- EXERCISE:
Turn every line of the records below into one numbered list. Skip blank lines and leave the pictures out.
_ _ _ _
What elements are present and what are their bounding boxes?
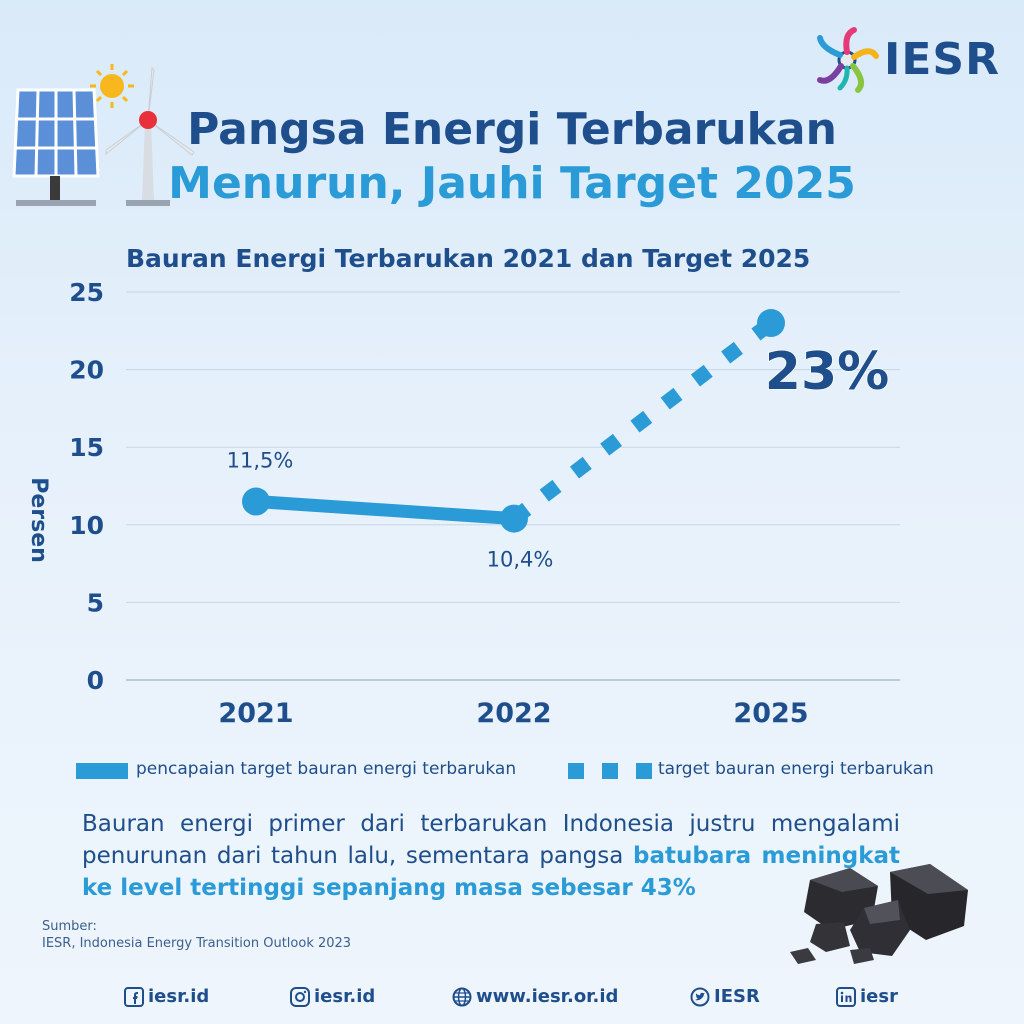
- legend-swatch-dash: [602, 763, 618, 779]
- footer-twitter[interactable]: IESR: [690, 986, 760, 1007]
- logo-text: IESR: [884, 34, 1000, 85]
- footer-website[interactable]: www.iesr.or.id: [452, 986, 618, 1007]
- page-title-line1: Pangsa Energi Terbarukan: [187, 104, 837, 155]
- data-label-target-highlight: 23%: [765, 342, 889, 402]
- series-line-achievement: [249, 495, 521, 526]
- coal-icon: [790, 864, 968, 964]
- description-text: Bauran energi primer dari terbarukan Ind…: [82, 811, 900, 901]
- iesr-logo-mark: [817, 27, 879, 93]
- chart-title: Bauran Energi Terbarukan 2021 dan Target…: [126, 244, 811, 273]
- data-point-achievement: [500, 504, 528, 533]
- footer: iesr.id iesr.id www.iesr.or.id IESR iesr: [0, 986, 1024, 1016]
- solar-panel-icon: [12, 88, 100, 206]
- legend-label-achievement: pencapaian target bauran energi terbaruk…: [136, 759, 517, 779]
- linkedin-icon: [836, 986, 856, 1007]
- data-label: 11,5%: [227, 449, 294, 473]
- sun-icon: [90, 64, 134, 108]
- globe-icon: [452, 987, 472, 1006]
- x-tick-label: 2021: [218, 698, 293, 729]
- legend-swatch-solid: [76, 763, 128, 779]
- footer-facebook[interactable]: iesr.id: [124, 986, 209, 1007]
- legend-label-target: target bauran energi terbarukan: [658, 759, 934, 779]
- instagram-icon: [290, 986, 310, 1007]
- renewable-illustration: [12, 64, 195, 206]
- legend-swatch-dash: [636, 763, 652, 779]
- y-tick-label: 15: [69, 433, 104, 462]
- chart-legend: pencapaian target bauran energi terbaruk…: [76, 758, 976, 784]
- footer-linkedin[interactable]: iesr: [836, 986, 898, 1007]
- data-label: 10,4%: [487, 548, 554, 572]
- x-tick-label: 2025: [733, 698, 808, 729]
- x-tick-label: 2022: [476, 698, 551, 729]
- legend-swatch-dash: [568, 763, 584, 779]
- iesr-logo: IESR: [814, 24, 999, 94]
- facebook-icon: [124, 986, 144, 1007]
- footer-instagram[interactable]: iesr.id: [290, 986, 375, 1007]
- source-note: Sumber: IESR, Indonesia Energy Transitio…: [42, 918, 351, 952]
- description-highlight: batubara meningkat ke level tertinggi se…: [82, 843, 900, 901]
- y-tick-label: 10: [69, 511, 104, 540]
- series-line-target: [509, 317, 776, 525]
- twitter-icon: [690, 987, 710, 1006]
- y-tick-label: 5: [87, 588, 104, 617]
- source-text: IESR, Indonesia Energy Transition Outloo…: [42, 936, 352, 951]
- y-tick-label: 25: [69, 278, 104, 307]
- wind-turbine-icon: [105, 66, 195, 206]
- source-label: Sumber:: [42, 919, 97, 934]
- data-point-achievement: [242, 487, 270, 516]
- y-axis-label: Persen: [26, 477, 51, 563]
- page-title-line2: Menurun, Jauhi Target 2025: [168, 158, 856, 209]
- y-tick-label: 20: [69, 356, 104, 385]
- data-point-target: [757, 309, 785, 338]
- y-tick-label: 0: [87, 666, 104, 695]
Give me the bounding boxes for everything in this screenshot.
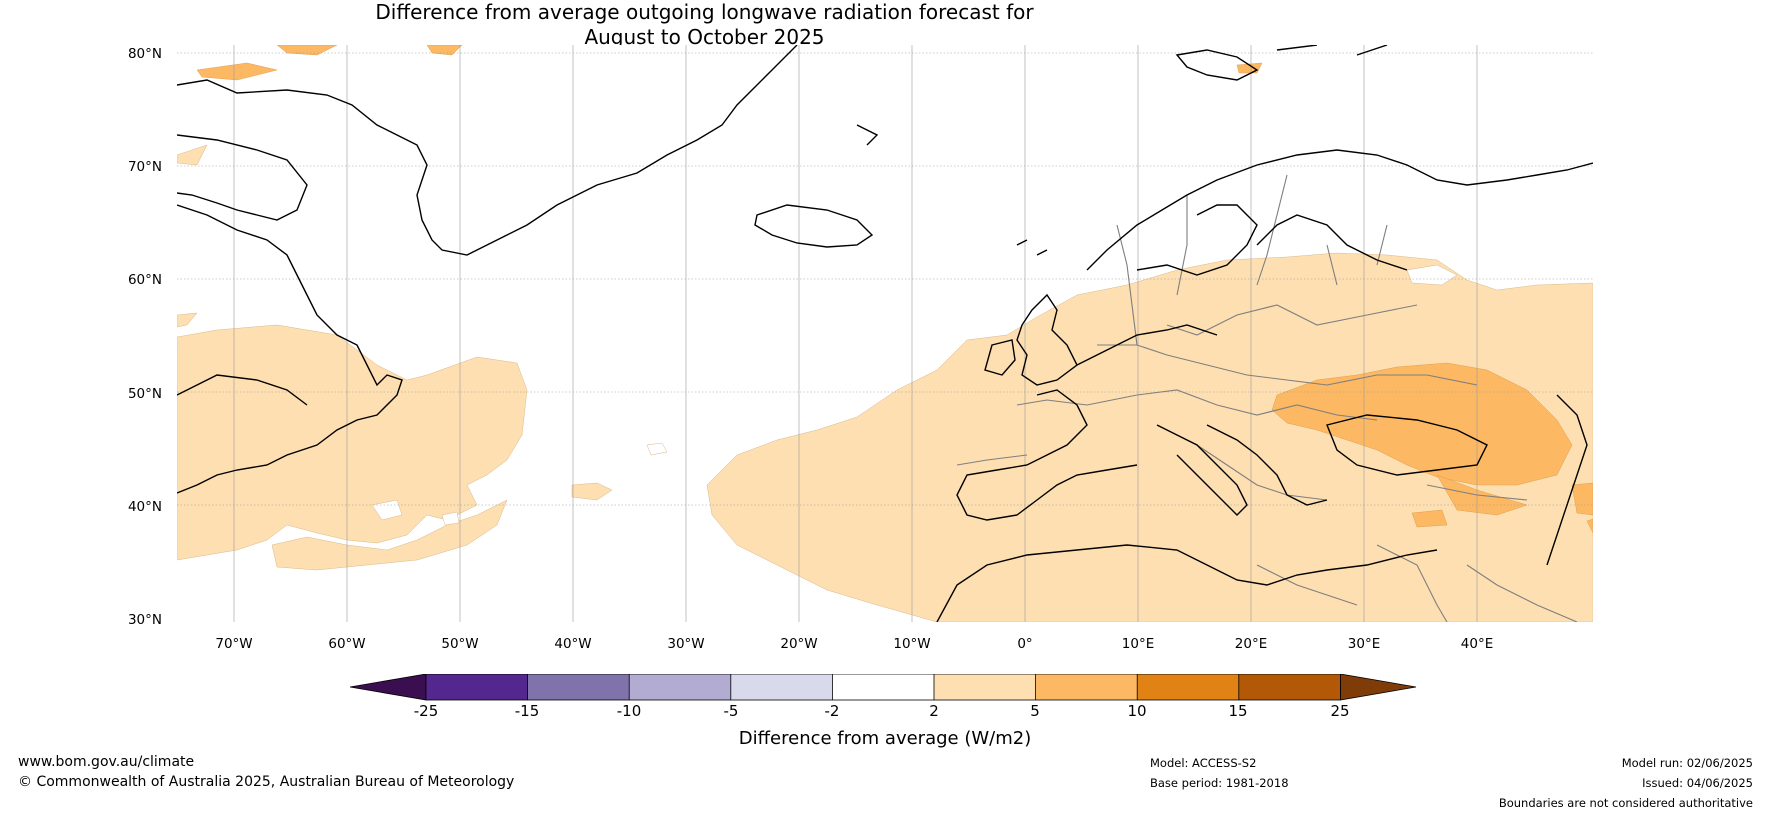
lon-label-40e: 40°E — [1460, 636, 1494, 652]
lon-label-20e: 20°E — [1234, 636, 1268, 652]
graticule — [177, 45, 1593, 622]
colorbar-tick: 2 — [929, 702, 939, 720]
colorbar-tick: -25 — [413, 702, 439, 720]
website-text: www.bom.gov.au/climate — [18, 754, 195, 770]
colorbar-segment-9 — [1238, 674, 1341, 700]
lon-label-20w: 20°W — [780, 636, 818, 652]
map-panel — [177, 45, 1593, 622]
lat-label-40n: 40°N — [127, 499, 162, 515]
base-period-text: Base period: 1981-2018 — [1150, 776, 1289, 790]
colorbar-tick: 5 — [1030, 702, 1040, 720]
lon-label-10w: 10°W — [893, 636, 931, 652]
colorbar-outline — [425, 674, 1341, 701]
colorbar-arrow-low — [350, 674, 427, 701]
colorbar-dividers — [527, 674, 1240, 700]
lon-label-70w: 70°W — [215, 636, 253, 652]
lat-label-70n: 70°N — [127, 159, 162, 175]
model-run-text: Model run: 02/06/2025 — [1621, 756, 1753, 770]
colorbar-segment-5 — [832, 674, 934, 700]
coastlines — [177, 45, 1593, 622]
colorbar-segment-4 — [730, 674, 833, 700]
colorbar — [350, 674, 1417, 701]
colorbar-segment-1 — [426, 674, 528, 700]
issued-text: Issued: 04/06/2025 — [1642, 776, 1753, 790]
disclaimer-text: Boundaries are not considered authoritat… — [1498, 796, 1753, 810]
map-canvas — [177, 45, 1593, 622]
lon-label-60w: 60°W — [328, 636, 366, 652]
anomaly-holes — [371, 264, 1458, 526]
lat-label-30n: 30°N — [127, 612, 162, 628]
lon-label-30w: 30°W — [667, 636, 705, 652]
lon-label-0: 0° — [1017, 636, 1033, 652]
colorbar-segment-6 — [934, 674, 1036, 700]
lon-label-40w: 40°W — [554, 636, 592, 652]
colorbar-tick: -15 — [514, 702, 540, 720]
colorbar-tick: 25 — [1330, 702, 1350, 720]
lat-label-60n: 60°N — [127, 272, 162, 288]
lon-label-10e: 10°E — [1121, 636, 1155, 652]
title-line-1: Difference from average outgoing longwav… — [375, 0, 1034, 24]
colorbar-segment-8 — [1137, 674, 1239, 700]
colorbar-segment-2 — [527, 674, 630, 700]
colorbar-tick: 15 — [1228, 702, 1248, 720]
colorbar-segment-3 — [629, 674, 731, 700]
anomaly-light-orange — [177, 144, 1593, 622]
colorbar-tick: 10 — [1127, 702, 1147, 720]
lat-label-50n: 50°N — [127, 386, 162, 402]
colorbar-label: Difference from average (W/m2) — [738, 728, 1032, 749]
colorbar-tick: -5 — [723, 702, 739, 720]
chart-title: Difference from average outgoing longwav… — [0, 0, 1409, 50]
colorbar-arrow-high — [1340, 674, 1417, 701]
lat-label-80n: 80°N — [127, 46, 162, 62]
lon-label-30e: 30°E — [1347, 636, 1381, 652]
colorbar-tick: -2 — [824, 702, 840, 720]
colorbar-tick: -10 — [616, 702, 642, 720]
model-text: Model: ACCESS-S2 — [1150, 756, 1257, 770]
country-borders — [956, 174, 1578, 622]
copyright-text: © Commonwealth of Australia 2025, Austra… — [18, 774, 515, 790]
lon-label-50w: 50°W — [441, 636, 479, 652]
colorbar-segment-7 — [1035, 674, 1138, 700]
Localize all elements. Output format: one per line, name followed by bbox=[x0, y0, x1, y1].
_ _ _ _
- TASK SOLUTION:
1. What elements are present and what are their bounding boxes?
2. - legend-swatch-dash: [602, 763, 618, 779]
3. - footer-twitter[interactable]: IESR: [690, 986, 760, 1007]
4. - logo-text: IESR: [884, 34, 1000, 85]
5. - footer-website[interactable]: www.iesr.or.id: [452, 986, 618, 1007]
6. - page-title-line1: Pangsa Energi Terbarukan: [187, 104, 837, 155]
7. - data-label-target-highlight: 23%: [765, 342, 889, 402]
8. - series-line-achievement: [249, 495, 521, 526]
9. - coal-icon: [790, 864, 968, 964]
10. - description-text: Bauran energi primer dari terbarukan Ind…: [82, 811, 900, 901]
11. - iesr-logo-mark: [817, 27, 879, 93]
12. - chart-title: Bauran Energi Terbarukan 2021 dan Target…: [126, 244, 811, 273]
13. - data-point-achievement: [500, 504, 528, 533]
14. - footer: iesr.id iesr.id www.iesr.or.id IESR iesr: [0, 986, 1024, 1016]
15. - solar-panel-icon: [12, 88, 100, 206]
16. - legend-label-achievement: pencapaian target bauran energi terbaruk…: [136, 759, 517, 779]
17. - linkedin-icon: [836, 986, 856, 1007]
18. - data-label: 11,5%: [227, 449, 294, 473]
19. - sun-icon: [90, 64, 134, 108]
20. - globe-icon: [452, 987, 472, 1006]
21. - x-tick-label: 2021: [218, 698, 293, 729]
22. - legend-swatch-solid: [76, 763, 128, 779]
23. - footer-facebook[interactable]: iesr.id: [124, 986, 209, 1007]
24. - legend-label-target: target bauran energi terbarukan: [658, 759, 934, 779]
25. - instagram-icon: [290, 986, 310, 1007]
26. - renewable-illustration: [12, 64, 195, 206]
27. - legend-swatch-dash: [636, 763, 652, 779]
28. - y-tick-label: 15: [69, 433, 104, 462]
29. - chart-legend: pencapaian target bauran energi terbaruk…: [76, 758, 976, 784]
30. - footer-linkedin[interactable]: iesr: [836, 986, 898, 1007]
31. - data-label: 10,4%: [487, 548, 554, 572]
32. - x-tick-label: 2025: [733, 698, 808, 729]
33. - x-tick-label: 2022: [476, 698, 551, 729]
34. - legend-swatch-dash: [568, 763, 584, 779]
35. - iesr-logo: IESR: [814, 24, 999, 94]
36. - facebook-icon: [124, 986, 144, 1007]
37. - footer-instagram[interactable]: iesr.id: [290, 986, 375, 1007]
38. - source-note: Sumber: IESR, Indonesia Energy Transitio…: [42, 918, 351, 952]
39. - description-highlight: batubara meningkat ke level tertinggi se…: [82, 843, 900, 901]
40. - y-tick-label: 10: [69, 511, 104, 540]
41. - series-line-target: [509, 317, 776, 525]
42. - twitter-icon: [690, 987, 710, 1006]
43. - y-tick-label: 5: [87, 588, 104, 617]
44. - source-text: IESR, Indonesia Energy Transition Outloo…: [42, 936, 352, 951]
45. - y-tick-label: 25: [69, 278, 104, 307]
46. - wind-turbine-icon: [105, 66, 195, 206]
47. - source-label: Sumber:: [42, 919, 97, 934]
48. - data-point-achievement: [242, 487, 270, 516]
49. - y-axis-label: Persen: [26, 477, 51, 563]
50. - page-title-line2: Menurun, Jauhi Target 2025: [168, 158, 856, 209]
51. - y-tick-label: 20: [69, 356, 104, 385]
52. - data-point-target: [757, 309, 785, 338]
53. - y-tick-label: 0: [87, 666, 104, 695]
54. Give me the bounding boxes for everything in this screenshot.
55. lon-label-40e: 40°E — [1460, 636, 1494, 652]
56. lon-label-20e: 20°E — [1234, 636, 1268, 652]
57. graticule — [177, 45, 1593, 622]
58. colorbar-tick: 2 — [929, 702, 939, 720]
59. colorbar-tick: -25 — [413, 702, 439, 720]
60. website-text: www.bom.gov.au/climate — [18, 754, 195, 770]
61. colorbar-segment-9 — [1238, 674, 1341, 700]
62. lon-label-20w: 20°W — [780, 636, 818, 652]
63. map-panel — [177, 45, 1593, 622]
64. lat-label-40n: 40°N — [127, 499, 162, 515]
65. base-period-text: Base period: 1981-2018 — [1150, 776, 1289, 790]
66. colorbar-tick: 5 — [1030, 702, 1040, 720]
67. lon-label-10w: 10°W — [893, 636, 931, 652]
68. colorbar-outline — [425, 674, 1341, 701]
69. colorbar-arrow-low — [350, 674, 427, 701]
70. colorbar-dividers — [527, 674, 1240, 700]
71. lon-label-70w: 70°W — [215, 636, 253, 652]
72. lat-label-70n: 70°N — [127, 159, 162, 175]
73. model-run-text: Model run: 02/06/2025 — [1621, 756, 1753, 770]
74. colorbar-segment-5 — [832, 674, 934, 700]
75. coastlines — [177, 45, 1593, 622]
76. colorbar-segment-4 — [730, 674, 833, 700]
77. colorbar — [350, 674, 1417, 701]
78. colorbar-segment-1 — [426, 674, 528, 700]
79. issued-text: Issued: 04/06/2025 — [1642, 776, 1753, 790]
80. disclaimer-text: Boundaries are not considered authoritat… — [1498, 796, 1753, 810]
81. map-canvas — [177, 45, 1593, 622]
82. lon-label-60w: 60°W — [328, 636, 366, 652]
83. anomaly-holes — [371, 264, 1458, 526]
84. lat-label-30n: 30°N — [127, 612, 162, 628]
85. lon-label-30w: 30°W — [667, 636, 705, 652]
86. lon-label-0: 0° — [1017, 636, 1033, 652]
87. colorbar-segment-6 — [934, 674, 1036, 700]
88. lon-label-40w: 40°W — [554, 636, 592, 652]
89. colorbar-tick: -15 — [514, 702, 540, 720]
90. colorbar-tick: 25 — [1330, 702, 1350, 720]
91. lat-label-60n: 60°N — [127, 272, 162, 288]
92. lon-label-10e: 10°E — [1121, 636, 1155, 652]
93. title-line-1: Difference from average outgoing longwav… — [375, 0, 1034, 24]
94. colorbar-segment-8 — [1137, 674, 1239, 700]
95. colorbar-segment-2 — [527, 674, 630, 700]
96. colorbar-tick: 15 — [1228, 702, 1248, 720]
97. colorbar-segment-3 — [629, 674, 731, 700]
98. anomaly-light-orange — [177, 144, 1593, 622]
99. colorbar-tick: 10 — [1127, 702, 1147, 720]
100. lat-label-50n: 50°N — [127, 386, 162, 402]
101. colorbar-label: Difference from average (W/m2) — [738, 728, 1032, 749]
102. colorbar-tick: -5 — [723, 702, 739, 720]
103. chart-title: Difference from average outgoing longwav… — [0, 0, 1409, 50]
104. colorbar-arrow-high — [1340, 674, 1417, 701]
105. lat-label-80n: 80°N — [127, 46, 162, 62]
106. lon-label-30e: 30°E — [1347, 636, 1381, 652]
107. colorbar-tick: -2 — [824, 702, 840, 720]
108. colorbar-tick: -10 — [616, 702, 642, 720]
109. model-text: Model: ACCESS-S2 — [1150, 756, 1257, 770]
110. country-borders — [956, 174, 1578, 622]
111. copyright-text: © Commonwealth of Australia 2025, Austra… — [18, 774, 515, 790]
112. lon-label-50w: 50°W — [441, 636, 479, 652]
113. colorbar-segment-7 — [1035, 674, 1138, 700]
114. Localize all elements. Output format: one per line, name followed by bbox=[x0, y0, x1, y1].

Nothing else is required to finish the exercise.